**Text block**.

>> Start

Let's join all those dots, starting with the 12th man.
On Sunday night, as Simeone's rather punch-drunk men tried to haul themselves back into their contest with Eibar after going 2-0 down inside 20 minutes before Joao Felix struck back, goalkeeper Jan Oblak began a move by rolling the ball out to his central defender, Jose Gimenez. Now, I don't know for sure whether Gimenez was planning his postmatch meal or just taking a standing micro-nap, but he had his back turned. At that moment, he couldn't have dreamt that an Atleti attacking move might be starting with him.
The ball rolled towards Gimenez, unbeknownst to him, and Eibar look poised to go 3-1 up at the Wanda Metropolitano. But at that crucial moment, the 12th man, or rather 54,000 of them, roared to the rescue. Just before Gimenez's position became fatally embarrassing, every man, woman, child and ball-boy in the stadium screamed at him to wake up and pay attention. No parental warning needed here because while there was language which would make anyone blush, I won't repeat it.
As soon as the Uruguayan was startled into turning around and gathering the ball, Atleti's move for Vitolo's goal that would draw them level at 2-2 began. The newspapers on Monday morning should have read: Assist: Lemar/Crowd. But they didn't.
Remember the fears that leaving the now demolished Vicente Calderon stadium might be, for Atleti, like Samson getting a haircut? A huge drop in power? Forget it.

>> End

**Required task 1**.
In the Atleti match column, swap "Wanda Metropolitano" for "home ground" and write out the stretch from "The ball rolled" through "But they didn't.".
**Required task 2**.
Extend the Atleti match column, picking up after its final sentence.

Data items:
>> Start

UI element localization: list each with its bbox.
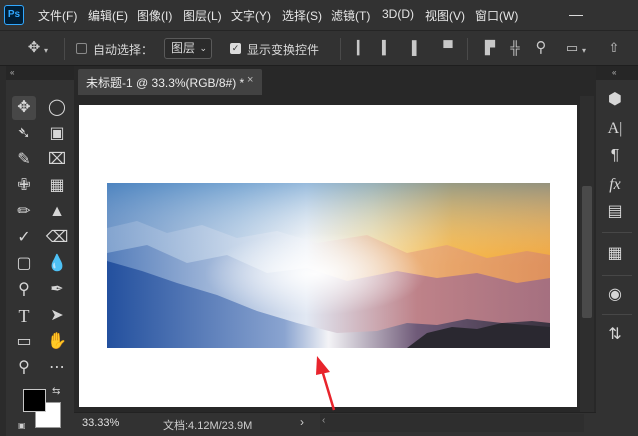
color-palette-icon[interactable]: ◉ [602, 282, 628, 308]
menu-image[interactable]: 图像(I) [137, 7, 172, 24]
auto-select-label: 自动选择： [93, 43, 154, 57]
move-tool-icon[interactable]: ✥ [12, 96, 36, 120]
brush-presets-icon[interactable]: ⇅ [602, 322, 628, 348]
rectangle-tool-icon[interactable]: ▭ [12, 330, 36, 354]
chevron-down-icon: ⌄ [199, 43, 207, 53]
chevron-down-icon[interactable]: ▾ [582, 46, 586, 55]
document-tab-title[interactable]: 未标题-1 @ 33.3%(RGB/8#) * [86, 74, 244, 91]
photoshop-logo: Ps [4, 5, 24, 25]
stamp-tool-icon[interactable]: ▲ [45, 200, 69, 224]
document-size-info: 文档:4.12M/23.9M [163, 420, 253, 432]
menu-file[interactable]: 文件(F) [38, 7, 77, 24]
distribute-vcenter-icon[interactable]: ╬ [505, 38, 525, 58]
align-left-icon[interactable]: ▎ [352, 38, 372, 58]
menu-layer[interactable]: 图层(L) [183, 7, 222, 24]
type-tool-icon[interactable]: T [12, 304, 36, 328]
menu-filter[interactable]: 滤镜(T) [331, 7, 370, 24]
minimize-icon[interactable]: — [566, 4, 586, 24]
close-icon[interactable]: × [247, 74, 253, 86]
right-panel-header [596, 66, 638, 80]
divider [602, 314, 632, 315]
brush-tool-icon[interactable]: ✏ [12, 200, 36, 224]
distribute-top-icon[interactable]: ▛ [480, 38, 500, 58]
divider [64, 38, 65, 60]
marquee-tool-icon[interactable]: ◯ [45, 96, 69, 120]
paragraph-icon[interactable]: ¶ [602, 143, 628, 169]
divider [602, 275, 632, 276]
divider [340, 38, 341, 60]
workspace-icon[interactable]: ▭ [562, 38, 582, 58]
tools-panel-header [6, 66, 74, 80]
move-tool-icon[interactable]: ✥ [24, 38, 44, 58]
divider [602, 232, 632, 233]
align-right-icon[interactable]: ▐ [402, 38, 422, 58]
dodge-tool-icon[interactable]: ⚲ [12, 278, 36, 302]
scroll-left-icon[interactable]: ‹ [322, 415, 325, 426]
landscape-image[interactable] [107, 183, 550, 348]
eraser-tool-icon[interactable]: ⌫ [45, 226, 69, 250]
gradient-tool-icon[interactable]: ▢ [12, 252, 36, 276]
menu-type[interactable]: 文字(Y) [231, 7, 271, 24]
fx-icon[interactable]: fx [602, 172, 628, 198]
search-icon[interactable]: ⚲ [531, 38, 551, 58]
more-tools-icon[interactable]: ⋯ [45, 356, 69, 380]
path-select-tool-icon[interactable]: ➤ [45, 304, 69, 328]
menu-3d[interactable]: 3D(D) [382, 7, 414, 21]
layer-dropdown-value: 图层 [171, 41, 196, 55]
lasso-tool-icon[interactable]: ➴ [12, 122, 36, 146]
menu-view[interactable]: 视图(V) [425, 7, 465, 24]
menu-select[interactable]: 选择(S) [282, 7, 322, 24]
zoom-tool-icon[interactable]: ⚲ [12, 356, 36, 380]
menu-window[interactable]: 窗口(W) [475, 7, 518, 24]
crop-tool-icon[interactable]: ▦ [45, 174, 69, 198]
align-hcenter-icon[interactable]: ▍ [377, 38, 397, 58]
zoom-level[interactable]: 33.33% [82, 417, 119, 429]
eyedropper-tool-icon[interactable]: ✎ [12, 148, 36, 172]
object-select-tool-icon[interactable]: ▣ [45, 122, 69, 146]
show-transform-label: 显示变换控件 [247, 43, 320, 57]
blur-tool-icon[interactable]: 💧 [45, 252, 69, 276]
3d-icon[interactable]: ⬢ [602, 87, 628, 113]
auto-select-checkbox[interactable] [76, 43, 87, 54]
history-brush-tool-icon[interactable]: ✓ [12, 226, 36, 250]
status-menu-icon[interactable]: › [300, 415, 304, 429]
horizontal-scrollbar[interactable] [320, 414, 584, 432]
divider [467, 38, 468, 60]
collapse-icon[interactable]: « [612, 68, 616, 77]
collapse-icon[interactable]: « [10, 68, 14, 77]
default-colors-icon[interactable]: ▣ [18, 421, 26, 430]
swatches-icon[interactable]: ▦ [602, 241, 628, 267]
pen-tool-icon[interactable]: ✒ [45, 278, 69, 302]
history-icon[interactable]: ▤ [602, 199, 628, 225]
show-transform-checkbox[interactable]: ✓ [230, 43, 241, 54]
chevron-down-icon[interactable]: ▾ [44, 46, 48, 55]
frame-tool-icon[interactable]: ⌧ [45, 148, 69, 172]
spot-heal-tool-icon[interactable]: ✙ [12, 174, 36, 198]
share-icon[interactable]: ⇧ [604, 38, 624, 58]
menu-edit[interactable]: 编辑(E) [88, 7, 128, 24]
vertical-scroll-thumb[interactable] [582, 186, 592, 318]
align-top-icon[interactable]: ▀ [438, 38, 458, 58]
swap-colors-icon[interactable]: ⇆ [52, 386, 60, 397]
character-icon[interactable]: A| [602, 116, 628, 142]
layer-dropdown[interactable]: 图层 ⌄ [164, 38, 212, 59]
foreground-color-swatch[interactable] [23, 389, 46, 412]
hand-tool-icon[interactable]: ✋ [45, 330, 69, 354]
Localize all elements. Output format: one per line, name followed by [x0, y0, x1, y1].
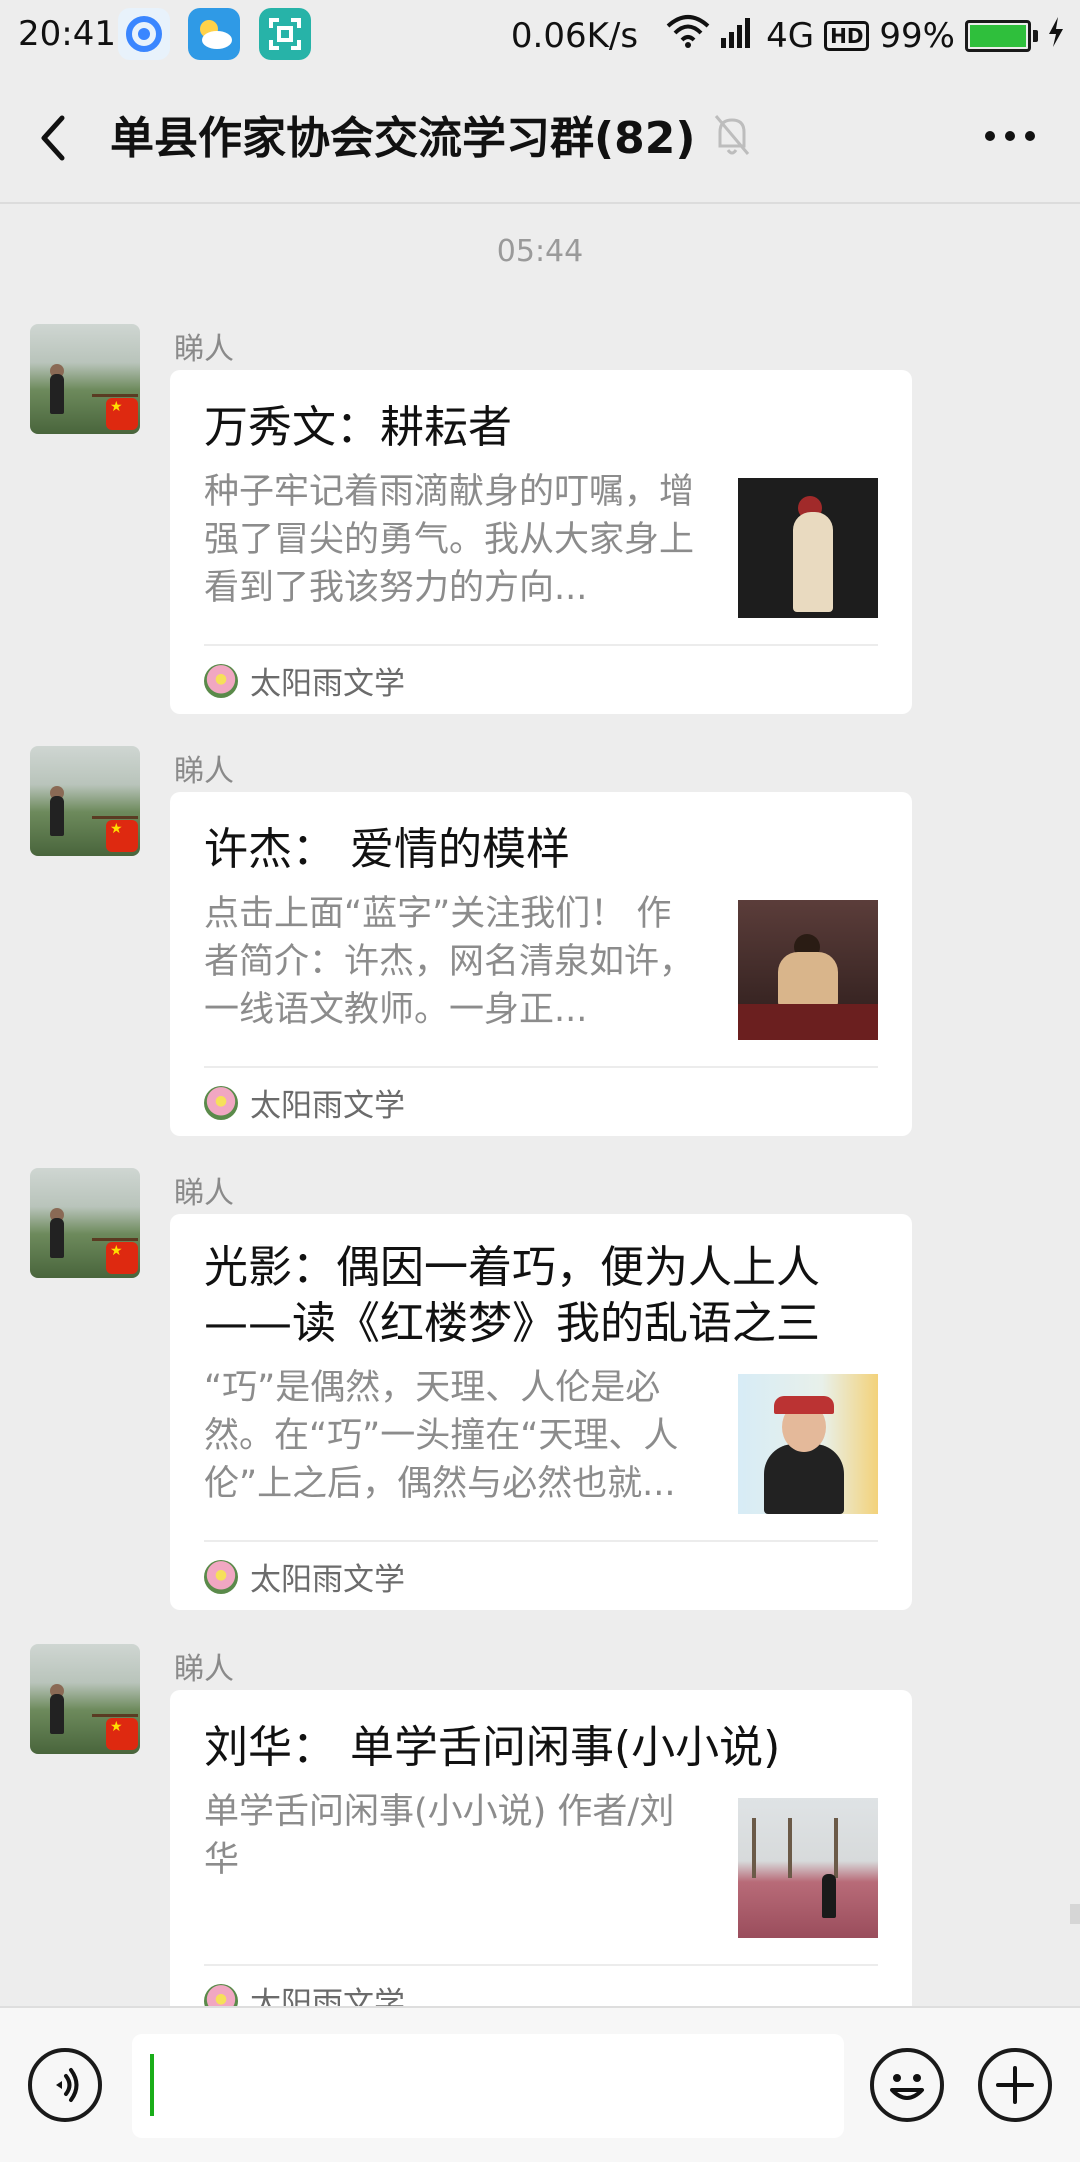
flag-icon — [106, 820, 138, 852]
source-name: 太阳雨文学 — [250, 1562, 405, 1598]
article-thumbnail — [738, 1798, 878, 1938]
text-caret — [150, 2054, 154, 2116]
source-logo-icon — [204, 1559, 238, 1594]
source-name: 太阳雨文学 — [250, 1986, 405, 2006]
chat-message: 睇人 光影：偶因一着巧，便为人上人 ——读《红楼梦》我的乱语之三 “巧”是偶然，… — [0, 1164, 1080, 1614]
network-type: 4G — [766, 15, 815, 56]
article-desc: 种子牢记着雨滴献身的叮嘱，增强了冒尖的勇气。我从大家身上看到了我该努力的方向..… — [204, 472, 695, 608]
battery-percent: 99% — [879, 15, 955, 56]
hd-badge: HD — [824, 20, 870, 51]
app-icon — [118, 8, 170, 60]
source-logo-icon — [204, 663, 238, 698]
chat-message: 睇人 刘华： 单学舌问闲事(小小说) 单学舌问闲事(小小说) 作者/刘华 太阳雨… — [0, 1640, 1080, 2006]
card-divider — [204, 1964, 878, 1966]
article-card[interactable]: 刘华： 单学舌问闲事(小小说) 单学舌问闲事(小小说) 作者/刘华 太阳雨文学 — [170, 1690, 912, 2006]
article-card[interactable]: 万秀文：耕耘者 种子牢记着雨滴献身的叮嘱，增强了冒尖的勇气。我从大家身上看到了我… — [170, 370, 912, 714]
nav-bar: 单县作家协会交流学习群(82) — [0, 72, 1080, 204]
source-name: 太阳雨文学 — [250, 666, 405, 702]
net-speed: 0.06K/s — [510, 15, 639, 56]
sender-name: 睇人 — [174, 332, 234, 367]
scan-icon — [259, 8, 311, 60]
card-divider — [204, 1540, 878, 1542]
article-source: 太阳雨文学 — [204, 1554, 405, 1599]
battery-cap — [1033, 29, 1038, 42]
flag-icon — [106, 398, 138, 430]
article-thumbnail — [738, 900, 878, 1040]
status-time: 20:41 — [18, 14, 116, 54]
article-title: 刘华： 单学舌问闲事(小小说) — [204, 1722, 781, 1773]
article-source: 太阳雨文学 — [204, 1080, 405, 1125]
status-bar: 20:41 0.06K/s 4G HD 99% — [0, 0, 1080, 72]
source-logo-icon — [204, 1085, 238, 1120]
flag-icon — [106, 1718, 138, 1750]
article-card[interactable]: 许杰： 爱情的模样 点击上面“蓝字”关注我们！ 作者简介：许杰，网名清泉如许，一… — [170, 792, 912, 1136]
mute-bell-icon — [712, 112, 752, 158]
message-input[interactable] — [132, 2034, 844, 2138]
article-desc: 单学舌问闲事(小小说) 作者/刘华 — [204, 1792, 675, 1880]
scrollbar[interactable] — [1070, 1904, 1080, 1924]
article-thumbnail — [738, 1374, 878, 1514]
article-title: 万秀文：耕耘者 — [204, 402, 512, 453]
flag-icon — [106, 1242, 138, 1274]
article-card[interactable]: 光影：偶因一着巧，便为人上人 ——读《红楼梦》我的乱语之三 “巧”是偶然，天理、… — [170, 1214, 912, 1610]
signal-icon — [720, 14, 756, 57]
weather-icon — [188, 8, 240, 60]
article-source: 太阳雨文学 — [204, 658, 405, 703]
sender-name: 睇人 — [174, 1652, 234, 1687]
article-source: 太阳雨文学 — [204, 1978, 405, 2006]
chat-message: 睇人 许杰： 爱情的模样 点击上面“蓝字”关注我们！ 作者简介：许杰，网名清泉如… — [0, 742, 1080, 1142]
source-logo-icon — [204, 1983, 238, 2006]
input-bar — [0, 2006, 1080, 2162]
emoji-icon[interactable] — [870, 2048, 944, 2122]
time-divider: 05:44 — [496, 234, 584, 269]
sender-name: 睇人 — [174, 754, 234, 789]
chat-title[interactable]: 单县作家协会交流学习群(82) — [110, 102, 695, 166]
voice-icon[interactable] — [28, 2048, 102, 2122]
article-desc: 点击上面“蓝字”关注我们！ 作者简介：许杰，网名清泉如许，一线语文教师。一身正.… — [204, 894, 695, 1030]
article-thumbnail — [738, 478, 878, 618]
sender-name: 睇人 — [174, 1176, 234, 1211]
card-divider — [204, 644, 878, 646]
source-name: 太阳雨文学 — [250, 1088, 405, 1124]
more-icon[interactable] — [980, 116, 1040, 156]
chat-message: 睇人 万秀文：耕耘者 种子牢记着雨滴献身的叮嘱，增强了冒尖的勇气。我从大家身上看… — [0, 320, 1080, 720]
charging-icon — [1048, 16, 1064, 56]
wifi-icon — [666, 14, 710, 57]
article-title: 许杰： 爱情的模样 — [204, 824, 570, 875]
card-divider — [204, 1066, 878, 1068]
article-title: 光影：偶因一着巧，便为人上人 ——读《红楼梦》我的乱语之三 — [204, 1242, 820, 1349]
battery-icon — [965, 19, 1031, 52]
plus-icon[interactable] — [978, 2048, 1052, 2122]
back-icon[interactable] — [30, 108, 80, 168]
article-desc: “巧”是偶然，天理、人伦是必然。在“巧”一头撞在“天理、人伦”上之后，偶然与必然… — [204, 1368, 679, 1504]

>> End

**Written reply 1**.
The ball rolled towards Gimenez, unbeknownst to him, and Eibar look poised to go 3-1 up at the home ground. But at that crucial moment, the 12th man, or rather 54,000 of them, roared to the rescue. Just before Gimenez's position became fatally embarrassing, every man, woman, child and ball-boy in the stadium screamed at him to wake up and pay attention. No parental warning needed here because while there was language which would make anyone blush, I won't repeat it.
As soon as the Uruguayan was startled into turning around and gathering the ball, Atleti's move for Vitolo's goal that would draw them level at 2-2 began. The newspapers on Monday morning should have read: Assist: Lemar/Crowd. But they didn't.

**Written reply 2**.
The subs? Well Vitolo now has two goals in two blistering second-half performances, each contributing to wins which looked like being a draw and a defeat respectively. Thomas Partey joined the party (do excuse me) with a 90th-minute winner despite having only been on the pitch just over 10 minutes.
Afterwards, Vitolo said: "I'll keep on fighting in every training session, with every match minute I get to help the team and to try and force the coach into picking me."
Thomas added: "Every one, starter and sub, feels equally important here. The work the team did from the moment Eibar went 2-0 up was absolutely phenomenal."
The two of them followed the right actions with the right words. Everyone here sings from the same hymn sheet. Smells like 2013-14, doesn't it?
Whatever else is going on, Simeone has all his back-up players pawing the ground with energy, resilience and determination rather than sulking. They seem to know that the biggest trophies are always won by an 18-man squad, not 11 men.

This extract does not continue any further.